### Written instruction:
Below are the records. List every line holding the word "your".

=== Extracted data ===

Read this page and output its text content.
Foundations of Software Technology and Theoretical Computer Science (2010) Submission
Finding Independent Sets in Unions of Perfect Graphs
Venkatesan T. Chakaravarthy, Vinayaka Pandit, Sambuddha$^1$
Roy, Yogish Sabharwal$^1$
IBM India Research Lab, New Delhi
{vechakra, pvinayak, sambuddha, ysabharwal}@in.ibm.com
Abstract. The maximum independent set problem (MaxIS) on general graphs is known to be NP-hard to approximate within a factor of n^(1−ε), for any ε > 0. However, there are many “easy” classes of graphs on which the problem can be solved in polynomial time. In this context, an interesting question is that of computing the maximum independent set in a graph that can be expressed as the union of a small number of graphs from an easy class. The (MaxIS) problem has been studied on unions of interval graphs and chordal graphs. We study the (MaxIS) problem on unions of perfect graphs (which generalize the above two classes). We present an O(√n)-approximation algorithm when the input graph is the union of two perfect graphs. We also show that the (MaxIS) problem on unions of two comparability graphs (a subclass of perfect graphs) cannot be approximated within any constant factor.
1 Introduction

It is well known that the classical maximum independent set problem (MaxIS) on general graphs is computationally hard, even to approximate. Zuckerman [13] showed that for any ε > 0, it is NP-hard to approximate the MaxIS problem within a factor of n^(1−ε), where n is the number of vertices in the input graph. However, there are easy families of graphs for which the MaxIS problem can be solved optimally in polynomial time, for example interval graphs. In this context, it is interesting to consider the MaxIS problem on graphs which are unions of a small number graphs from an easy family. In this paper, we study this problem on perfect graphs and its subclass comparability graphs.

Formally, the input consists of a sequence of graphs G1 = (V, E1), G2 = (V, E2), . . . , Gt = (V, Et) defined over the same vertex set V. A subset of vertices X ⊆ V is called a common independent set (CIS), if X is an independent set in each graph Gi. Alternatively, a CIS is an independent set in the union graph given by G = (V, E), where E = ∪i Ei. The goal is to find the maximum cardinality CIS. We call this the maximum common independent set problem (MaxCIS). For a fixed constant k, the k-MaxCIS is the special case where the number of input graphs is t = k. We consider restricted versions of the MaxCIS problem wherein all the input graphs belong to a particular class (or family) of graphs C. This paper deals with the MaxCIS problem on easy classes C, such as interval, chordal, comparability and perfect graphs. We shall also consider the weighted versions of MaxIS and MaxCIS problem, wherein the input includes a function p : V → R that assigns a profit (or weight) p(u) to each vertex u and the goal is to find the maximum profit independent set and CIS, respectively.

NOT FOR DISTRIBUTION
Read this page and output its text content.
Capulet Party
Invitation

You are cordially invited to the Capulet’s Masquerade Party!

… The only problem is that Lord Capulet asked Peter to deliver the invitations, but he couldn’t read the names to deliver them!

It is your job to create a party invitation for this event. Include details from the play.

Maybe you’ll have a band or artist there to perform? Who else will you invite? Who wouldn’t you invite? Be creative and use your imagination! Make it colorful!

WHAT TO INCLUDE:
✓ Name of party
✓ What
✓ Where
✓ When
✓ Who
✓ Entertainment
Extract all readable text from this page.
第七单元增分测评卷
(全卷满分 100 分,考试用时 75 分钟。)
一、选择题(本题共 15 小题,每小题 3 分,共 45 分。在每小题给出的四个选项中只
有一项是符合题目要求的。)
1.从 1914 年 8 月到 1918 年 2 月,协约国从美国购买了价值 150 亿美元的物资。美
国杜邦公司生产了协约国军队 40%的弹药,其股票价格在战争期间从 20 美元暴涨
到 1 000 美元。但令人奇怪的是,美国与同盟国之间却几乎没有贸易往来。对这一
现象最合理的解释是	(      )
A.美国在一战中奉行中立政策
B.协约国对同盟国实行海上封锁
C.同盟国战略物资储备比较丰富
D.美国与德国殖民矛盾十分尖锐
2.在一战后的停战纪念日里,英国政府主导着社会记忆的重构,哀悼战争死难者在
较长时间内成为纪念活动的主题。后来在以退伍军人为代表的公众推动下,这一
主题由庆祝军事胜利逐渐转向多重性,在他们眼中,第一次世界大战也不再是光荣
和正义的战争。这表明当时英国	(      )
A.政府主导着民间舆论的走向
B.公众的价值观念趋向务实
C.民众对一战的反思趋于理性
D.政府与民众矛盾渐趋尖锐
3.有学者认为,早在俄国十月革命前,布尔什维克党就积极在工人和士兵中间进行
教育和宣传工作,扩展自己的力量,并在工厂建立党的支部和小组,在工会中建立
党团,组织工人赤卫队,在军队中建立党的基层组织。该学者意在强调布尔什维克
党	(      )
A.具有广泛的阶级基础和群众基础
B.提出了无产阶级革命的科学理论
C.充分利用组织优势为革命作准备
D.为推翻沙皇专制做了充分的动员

===

### Exercise result:
It is your job to create a party invitation for this event. Include details from the play.
Maybe you’ll have a band or artist there to perform? Who else will you invite? Who wouldn’t you invite? Be creative and use your imagination! Make it colorful!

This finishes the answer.